-------- STORED DATA
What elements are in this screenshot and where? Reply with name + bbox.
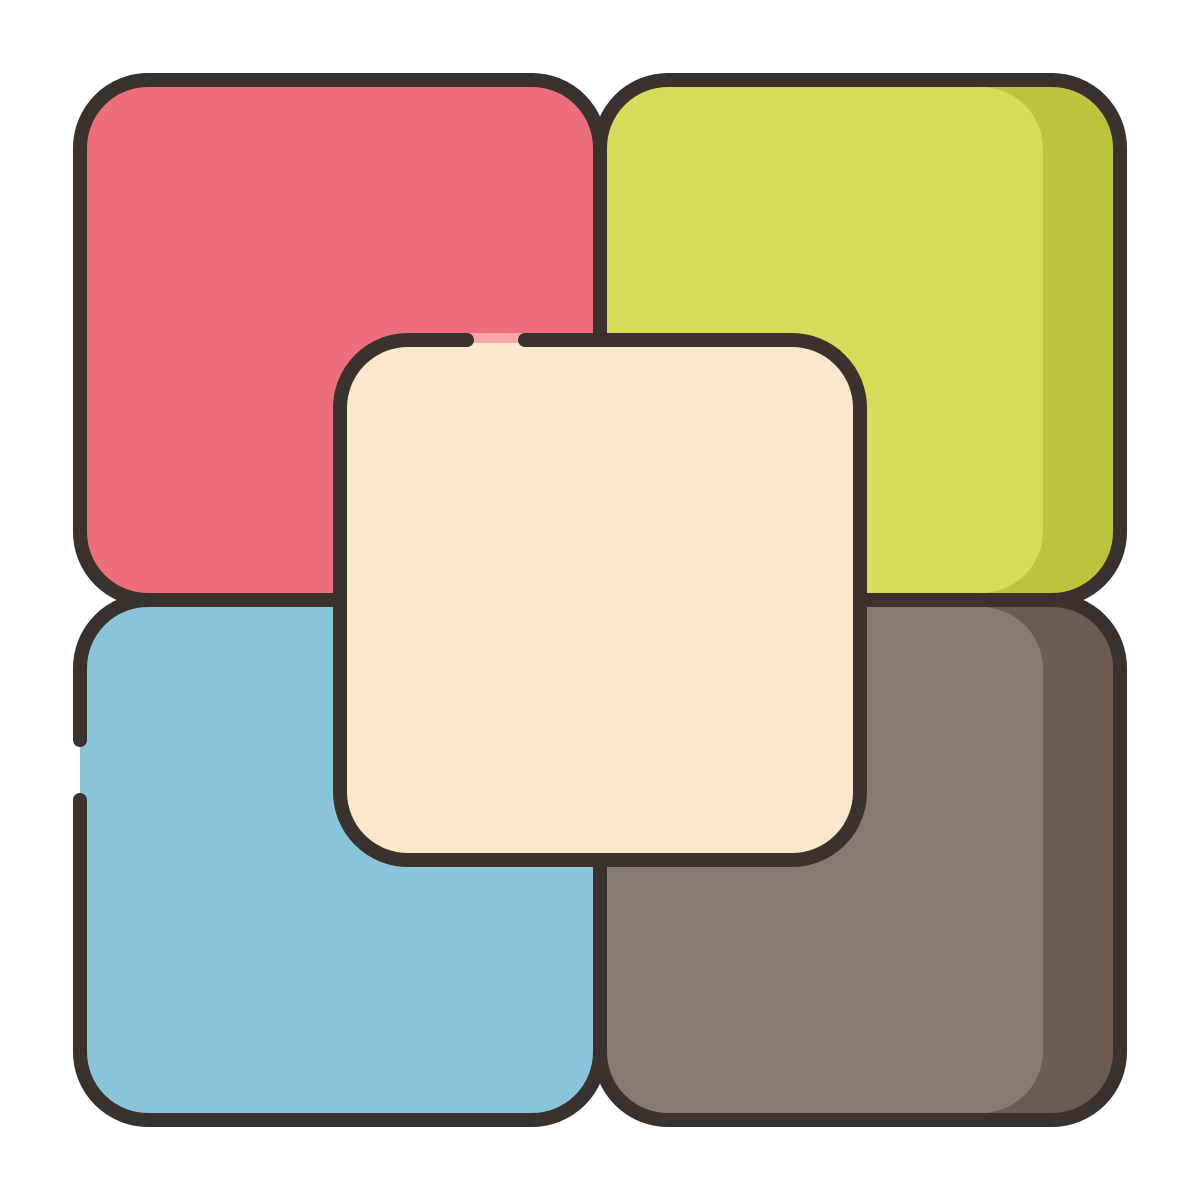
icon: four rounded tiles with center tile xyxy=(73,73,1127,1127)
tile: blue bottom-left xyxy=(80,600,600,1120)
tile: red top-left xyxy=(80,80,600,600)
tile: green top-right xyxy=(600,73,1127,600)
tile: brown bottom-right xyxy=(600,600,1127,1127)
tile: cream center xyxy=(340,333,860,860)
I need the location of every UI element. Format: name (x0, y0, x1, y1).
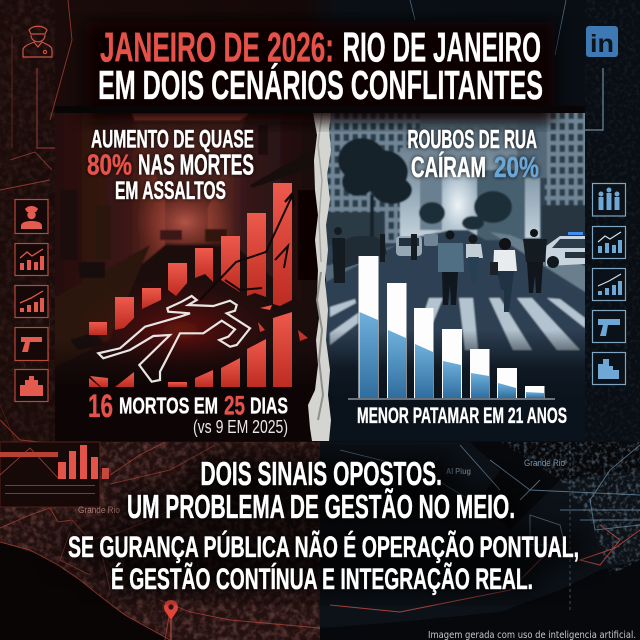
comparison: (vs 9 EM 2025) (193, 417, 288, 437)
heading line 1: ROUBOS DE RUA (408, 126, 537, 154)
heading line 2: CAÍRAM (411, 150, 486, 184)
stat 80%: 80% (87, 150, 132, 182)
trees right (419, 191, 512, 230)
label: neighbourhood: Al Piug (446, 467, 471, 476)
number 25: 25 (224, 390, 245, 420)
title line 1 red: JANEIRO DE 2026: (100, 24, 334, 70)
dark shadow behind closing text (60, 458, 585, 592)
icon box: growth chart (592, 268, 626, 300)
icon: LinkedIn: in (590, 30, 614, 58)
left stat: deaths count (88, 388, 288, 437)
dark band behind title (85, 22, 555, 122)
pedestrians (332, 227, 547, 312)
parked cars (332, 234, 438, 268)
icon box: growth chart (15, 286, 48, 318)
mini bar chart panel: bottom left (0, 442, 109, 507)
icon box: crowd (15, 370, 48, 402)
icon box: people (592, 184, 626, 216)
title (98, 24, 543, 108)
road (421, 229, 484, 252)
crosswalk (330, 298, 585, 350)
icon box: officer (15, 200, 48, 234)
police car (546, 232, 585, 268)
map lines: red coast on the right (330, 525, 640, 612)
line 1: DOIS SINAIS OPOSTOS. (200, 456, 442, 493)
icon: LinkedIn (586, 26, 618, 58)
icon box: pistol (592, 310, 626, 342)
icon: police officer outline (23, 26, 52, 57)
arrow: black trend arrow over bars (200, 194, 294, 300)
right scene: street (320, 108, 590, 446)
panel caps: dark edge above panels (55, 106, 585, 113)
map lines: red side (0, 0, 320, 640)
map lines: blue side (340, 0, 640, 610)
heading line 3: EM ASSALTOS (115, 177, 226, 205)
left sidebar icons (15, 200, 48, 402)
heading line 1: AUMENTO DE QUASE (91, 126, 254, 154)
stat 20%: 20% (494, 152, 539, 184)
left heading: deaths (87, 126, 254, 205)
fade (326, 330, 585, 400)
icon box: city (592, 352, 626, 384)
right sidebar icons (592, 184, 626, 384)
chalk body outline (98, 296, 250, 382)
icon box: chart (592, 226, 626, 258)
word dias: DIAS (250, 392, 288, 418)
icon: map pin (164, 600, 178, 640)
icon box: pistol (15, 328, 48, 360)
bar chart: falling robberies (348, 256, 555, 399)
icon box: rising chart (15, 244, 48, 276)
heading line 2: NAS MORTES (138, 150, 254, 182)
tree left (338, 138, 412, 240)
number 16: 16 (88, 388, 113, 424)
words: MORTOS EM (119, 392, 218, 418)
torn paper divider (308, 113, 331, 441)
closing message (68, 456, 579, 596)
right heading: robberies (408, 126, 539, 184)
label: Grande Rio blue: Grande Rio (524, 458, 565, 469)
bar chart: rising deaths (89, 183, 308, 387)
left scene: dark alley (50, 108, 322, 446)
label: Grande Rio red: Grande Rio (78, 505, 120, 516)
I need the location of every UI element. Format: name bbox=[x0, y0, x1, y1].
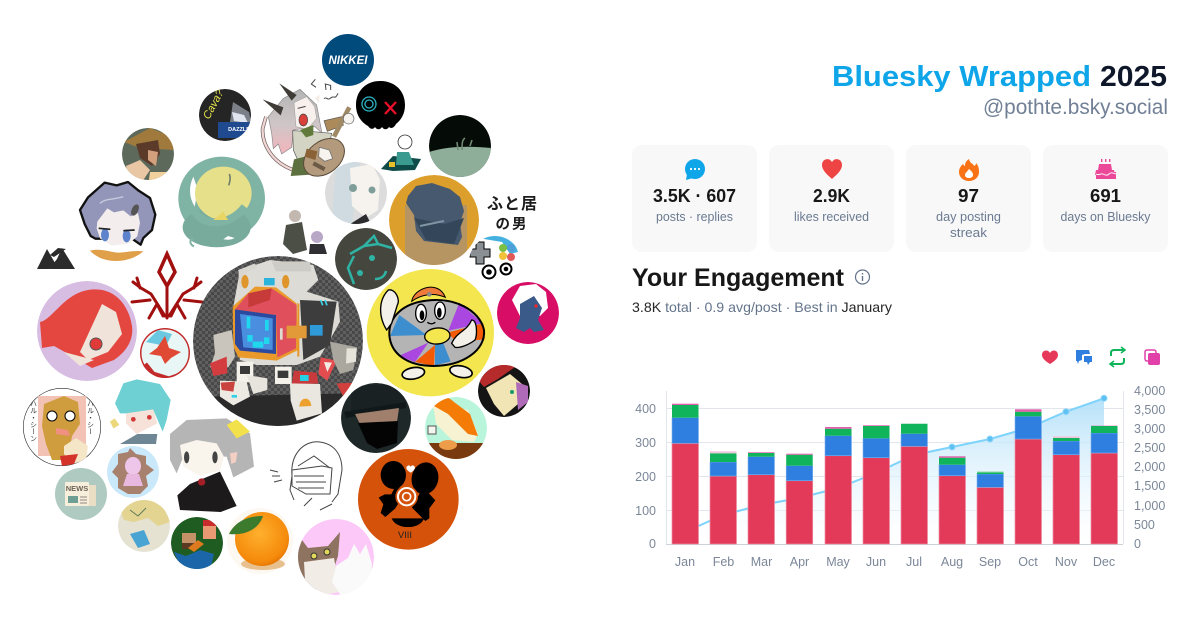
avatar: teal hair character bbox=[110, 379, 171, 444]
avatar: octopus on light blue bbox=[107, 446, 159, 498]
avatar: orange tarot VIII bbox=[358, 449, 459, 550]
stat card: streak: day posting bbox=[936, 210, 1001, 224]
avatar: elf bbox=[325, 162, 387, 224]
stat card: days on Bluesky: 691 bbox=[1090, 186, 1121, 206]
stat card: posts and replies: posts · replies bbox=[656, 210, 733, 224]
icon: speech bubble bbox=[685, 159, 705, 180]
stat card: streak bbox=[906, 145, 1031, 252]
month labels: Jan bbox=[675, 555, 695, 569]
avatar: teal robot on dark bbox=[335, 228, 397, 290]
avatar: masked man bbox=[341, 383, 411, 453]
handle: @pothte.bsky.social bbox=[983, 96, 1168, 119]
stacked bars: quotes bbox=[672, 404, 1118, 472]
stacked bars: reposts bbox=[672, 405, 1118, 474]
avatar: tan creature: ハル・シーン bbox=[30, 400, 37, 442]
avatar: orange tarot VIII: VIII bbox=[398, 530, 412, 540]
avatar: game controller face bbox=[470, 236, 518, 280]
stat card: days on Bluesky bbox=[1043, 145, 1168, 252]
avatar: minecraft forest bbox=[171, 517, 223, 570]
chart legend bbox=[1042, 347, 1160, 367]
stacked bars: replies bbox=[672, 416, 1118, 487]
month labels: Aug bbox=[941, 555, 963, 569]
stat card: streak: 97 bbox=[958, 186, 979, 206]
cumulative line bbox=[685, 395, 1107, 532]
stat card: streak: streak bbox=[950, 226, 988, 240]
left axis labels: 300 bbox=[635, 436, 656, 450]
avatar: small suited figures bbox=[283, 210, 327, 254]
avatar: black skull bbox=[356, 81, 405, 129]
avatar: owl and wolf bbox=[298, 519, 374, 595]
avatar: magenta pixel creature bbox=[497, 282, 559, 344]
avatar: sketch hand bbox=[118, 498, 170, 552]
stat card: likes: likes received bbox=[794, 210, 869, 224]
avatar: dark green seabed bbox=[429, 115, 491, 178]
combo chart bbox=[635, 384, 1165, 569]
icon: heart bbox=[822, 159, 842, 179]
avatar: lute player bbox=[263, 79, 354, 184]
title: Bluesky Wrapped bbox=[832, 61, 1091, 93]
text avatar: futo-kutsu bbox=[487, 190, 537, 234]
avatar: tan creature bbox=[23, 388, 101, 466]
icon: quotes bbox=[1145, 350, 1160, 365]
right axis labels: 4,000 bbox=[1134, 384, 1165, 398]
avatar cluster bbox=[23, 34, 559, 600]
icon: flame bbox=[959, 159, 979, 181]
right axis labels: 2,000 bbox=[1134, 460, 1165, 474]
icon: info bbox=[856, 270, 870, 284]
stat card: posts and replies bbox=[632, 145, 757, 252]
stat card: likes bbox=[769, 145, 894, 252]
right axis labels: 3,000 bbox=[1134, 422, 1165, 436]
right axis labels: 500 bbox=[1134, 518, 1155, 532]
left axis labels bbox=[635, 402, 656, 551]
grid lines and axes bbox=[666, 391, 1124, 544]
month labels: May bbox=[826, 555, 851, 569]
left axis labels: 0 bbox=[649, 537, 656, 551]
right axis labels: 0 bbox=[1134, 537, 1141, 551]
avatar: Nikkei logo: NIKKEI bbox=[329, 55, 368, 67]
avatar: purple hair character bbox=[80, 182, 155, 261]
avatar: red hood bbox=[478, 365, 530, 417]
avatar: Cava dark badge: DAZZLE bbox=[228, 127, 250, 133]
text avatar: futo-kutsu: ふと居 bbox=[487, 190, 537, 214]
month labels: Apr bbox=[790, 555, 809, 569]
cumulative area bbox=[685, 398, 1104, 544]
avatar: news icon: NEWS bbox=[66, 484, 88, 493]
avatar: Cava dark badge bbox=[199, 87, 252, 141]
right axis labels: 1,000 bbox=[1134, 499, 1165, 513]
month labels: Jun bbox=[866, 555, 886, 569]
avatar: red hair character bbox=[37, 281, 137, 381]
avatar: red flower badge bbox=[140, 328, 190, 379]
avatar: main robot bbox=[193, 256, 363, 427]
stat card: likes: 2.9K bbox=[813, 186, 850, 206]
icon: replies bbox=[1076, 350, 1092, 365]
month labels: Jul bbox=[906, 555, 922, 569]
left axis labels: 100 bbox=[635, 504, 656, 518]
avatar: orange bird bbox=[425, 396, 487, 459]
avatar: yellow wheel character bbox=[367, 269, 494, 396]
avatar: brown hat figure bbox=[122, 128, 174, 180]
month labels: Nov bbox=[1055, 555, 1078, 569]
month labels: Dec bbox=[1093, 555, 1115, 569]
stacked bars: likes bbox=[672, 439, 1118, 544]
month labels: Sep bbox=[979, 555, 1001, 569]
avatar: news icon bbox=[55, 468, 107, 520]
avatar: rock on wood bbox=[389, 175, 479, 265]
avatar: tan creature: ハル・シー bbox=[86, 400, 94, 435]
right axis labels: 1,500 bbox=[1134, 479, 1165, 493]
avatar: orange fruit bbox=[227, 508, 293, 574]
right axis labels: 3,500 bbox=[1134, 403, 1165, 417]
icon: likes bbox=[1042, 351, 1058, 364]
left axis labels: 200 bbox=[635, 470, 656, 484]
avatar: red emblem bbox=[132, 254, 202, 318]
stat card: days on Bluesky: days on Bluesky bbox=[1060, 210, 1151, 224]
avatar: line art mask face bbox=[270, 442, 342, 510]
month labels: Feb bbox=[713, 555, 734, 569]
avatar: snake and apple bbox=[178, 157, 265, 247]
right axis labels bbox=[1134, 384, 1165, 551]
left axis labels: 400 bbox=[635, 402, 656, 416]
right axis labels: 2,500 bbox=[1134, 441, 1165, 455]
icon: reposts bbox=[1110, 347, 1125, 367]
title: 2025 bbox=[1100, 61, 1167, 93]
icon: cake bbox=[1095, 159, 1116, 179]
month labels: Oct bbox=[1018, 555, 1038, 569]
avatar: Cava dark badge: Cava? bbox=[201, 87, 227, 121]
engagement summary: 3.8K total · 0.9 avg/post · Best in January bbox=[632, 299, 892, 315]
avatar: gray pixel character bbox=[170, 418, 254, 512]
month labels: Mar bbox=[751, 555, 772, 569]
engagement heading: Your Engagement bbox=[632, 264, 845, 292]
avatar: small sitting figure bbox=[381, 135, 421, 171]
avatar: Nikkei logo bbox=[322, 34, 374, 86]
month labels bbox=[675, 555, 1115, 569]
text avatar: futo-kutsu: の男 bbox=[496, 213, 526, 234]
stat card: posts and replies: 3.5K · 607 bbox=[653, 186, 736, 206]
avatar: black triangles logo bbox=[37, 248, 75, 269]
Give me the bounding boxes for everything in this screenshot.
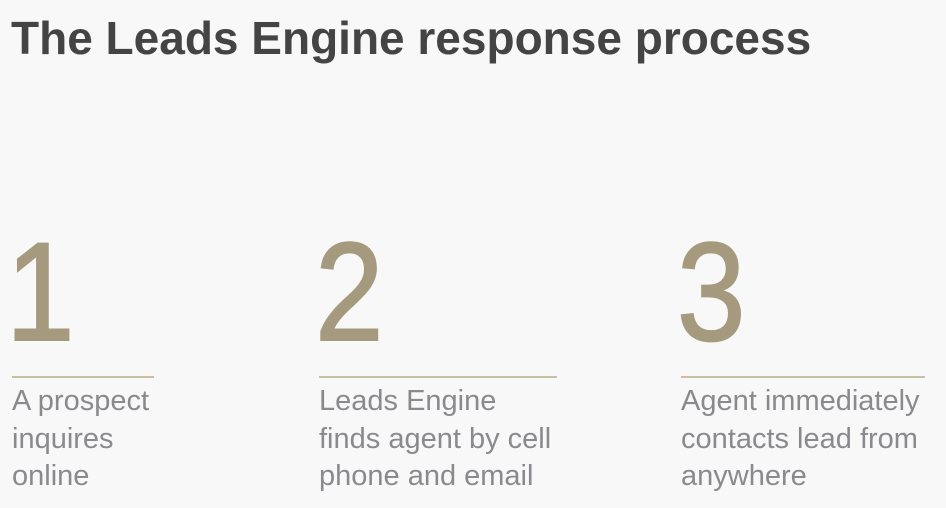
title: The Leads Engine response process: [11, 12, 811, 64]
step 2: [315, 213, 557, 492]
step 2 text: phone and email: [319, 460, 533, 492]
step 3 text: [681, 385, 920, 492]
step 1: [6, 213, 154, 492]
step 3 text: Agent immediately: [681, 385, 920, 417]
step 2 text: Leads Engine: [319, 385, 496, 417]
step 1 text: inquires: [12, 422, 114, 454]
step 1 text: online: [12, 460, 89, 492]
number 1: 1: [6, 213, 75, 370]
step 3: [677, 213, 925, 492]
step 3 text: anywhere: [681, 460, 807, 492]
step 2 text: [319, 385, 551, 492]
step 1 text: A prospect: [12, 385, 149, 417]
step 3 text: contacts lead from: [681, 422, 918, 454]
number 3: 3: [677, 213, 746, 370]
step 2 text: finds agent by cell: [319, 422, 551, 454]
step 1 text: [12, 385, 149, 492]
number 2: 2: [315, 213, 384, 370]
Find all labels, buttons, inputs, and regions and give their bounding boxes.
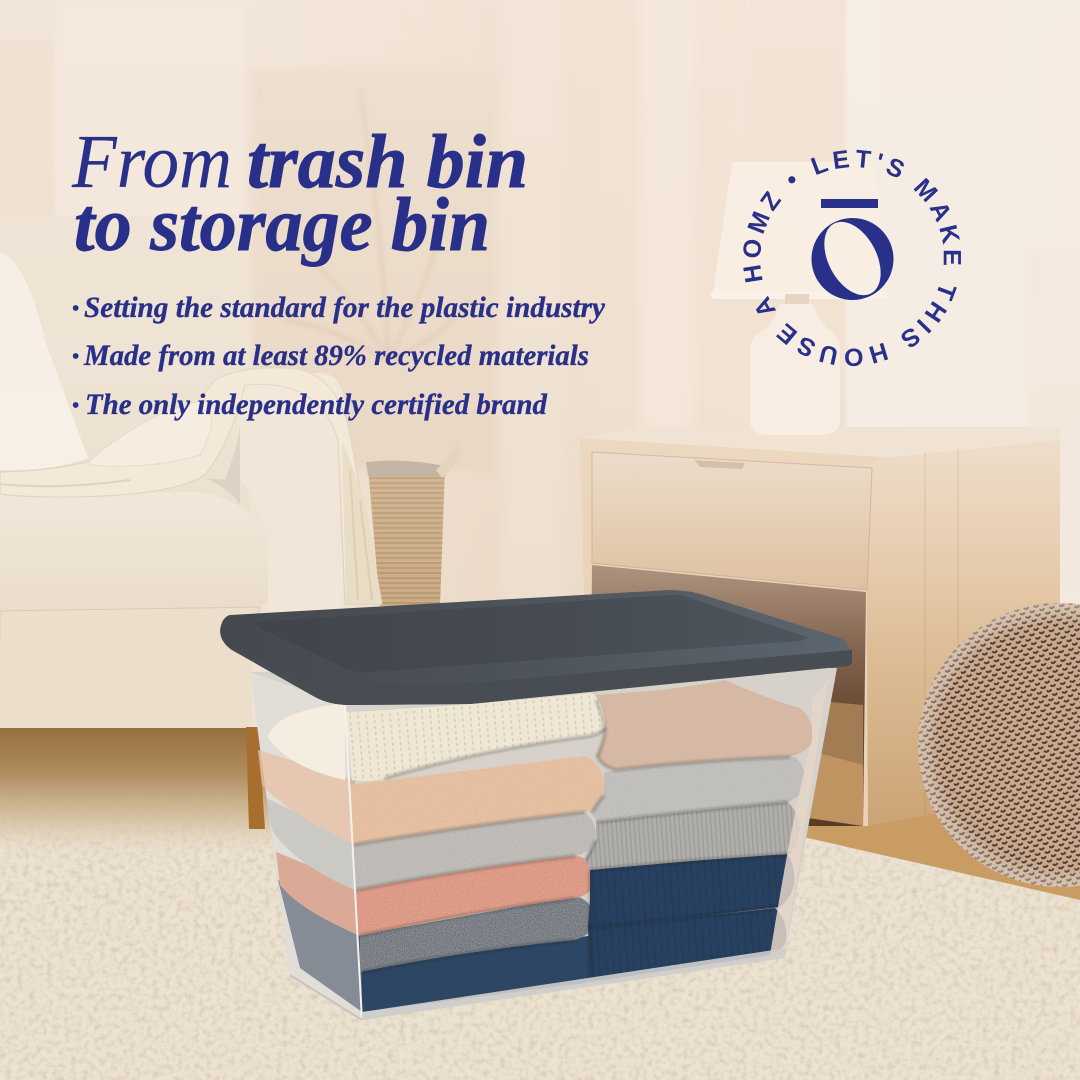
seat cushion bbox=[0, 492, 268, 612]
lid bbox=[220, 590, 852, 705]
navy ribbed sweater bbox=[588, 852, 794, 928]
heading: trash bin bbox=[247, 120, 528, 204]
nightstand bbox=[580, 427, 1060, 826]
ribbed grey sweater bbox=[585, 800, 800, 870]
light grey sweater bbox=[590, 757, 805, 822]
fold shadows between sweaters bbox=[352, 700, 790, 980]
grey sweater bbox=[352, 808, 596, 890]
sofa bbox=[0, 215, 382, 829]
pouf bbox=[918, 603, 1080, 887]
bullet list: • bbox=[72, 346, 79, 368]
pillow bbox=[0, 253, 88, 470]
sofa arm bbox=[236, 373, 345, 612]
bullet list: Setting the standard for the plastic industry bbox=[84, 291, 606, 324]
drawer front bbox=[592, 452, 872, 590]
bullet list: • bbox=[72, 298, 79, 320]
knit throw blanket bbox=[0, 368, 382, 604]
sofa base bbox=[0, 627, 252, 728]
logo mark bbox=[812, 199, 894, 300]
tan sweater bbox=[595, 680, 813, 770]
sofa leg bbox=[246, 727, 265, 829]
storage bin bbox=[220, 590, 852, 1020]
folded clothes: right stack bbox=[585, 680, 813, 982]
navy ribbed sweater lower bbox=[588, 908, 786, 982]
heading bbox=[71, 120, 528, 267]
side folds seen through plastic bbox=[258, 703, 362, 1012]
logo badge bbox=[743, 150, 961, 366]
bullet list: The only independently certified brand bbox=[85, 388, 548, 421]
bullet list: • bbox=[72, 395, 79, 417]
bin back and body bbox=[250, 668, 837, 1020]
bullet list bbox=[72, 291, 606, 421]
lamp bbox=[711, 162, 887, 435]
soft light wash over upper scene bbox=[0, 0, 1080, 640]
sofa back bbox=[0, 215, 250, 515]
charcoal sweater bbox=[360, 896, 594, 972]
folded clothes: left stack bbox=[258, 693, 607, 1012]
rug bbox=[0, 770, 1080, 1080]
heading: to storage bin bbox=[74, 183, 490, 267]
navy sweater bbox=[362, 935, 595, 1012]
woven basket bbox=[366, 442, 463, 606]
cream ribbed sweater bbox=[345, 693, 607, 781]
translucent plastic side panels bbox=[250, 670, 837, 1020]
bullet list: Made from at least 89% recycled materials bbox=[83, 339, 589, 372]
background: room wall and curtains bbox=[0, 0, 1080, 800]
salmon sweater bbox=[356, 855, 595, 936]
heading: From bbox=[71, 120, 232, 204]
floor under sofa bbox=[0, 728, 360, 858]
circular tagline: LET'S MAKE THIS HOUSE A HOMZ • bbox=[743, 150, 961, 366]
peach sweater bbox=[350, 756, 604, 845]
----------------
• [EXERCISE AIM]
Print the items above, from the very start up to and including the line containing "y0, x1, y1).", leaving out the pictures.

• [CORRECT OUTPUT]
What elements are in this screenshot and where? Reply with name + bbox.
icon: four rounded tiles with center tile xyxy=(73,73,1127,1127)
tile: blue bottom-left xyxy=(80,600,600,1120)
tile: red top-left xyxy=(80,80,600,600)
tile: green top-right xyxy=(600,73,1127,600)
tile: brown bottom-right xyxy=(600,600,1127,1127)
tile: cream center xyxy=(340,333,860,860)
I need the location of every UI element. Format: name (x0, y0, x1, y1).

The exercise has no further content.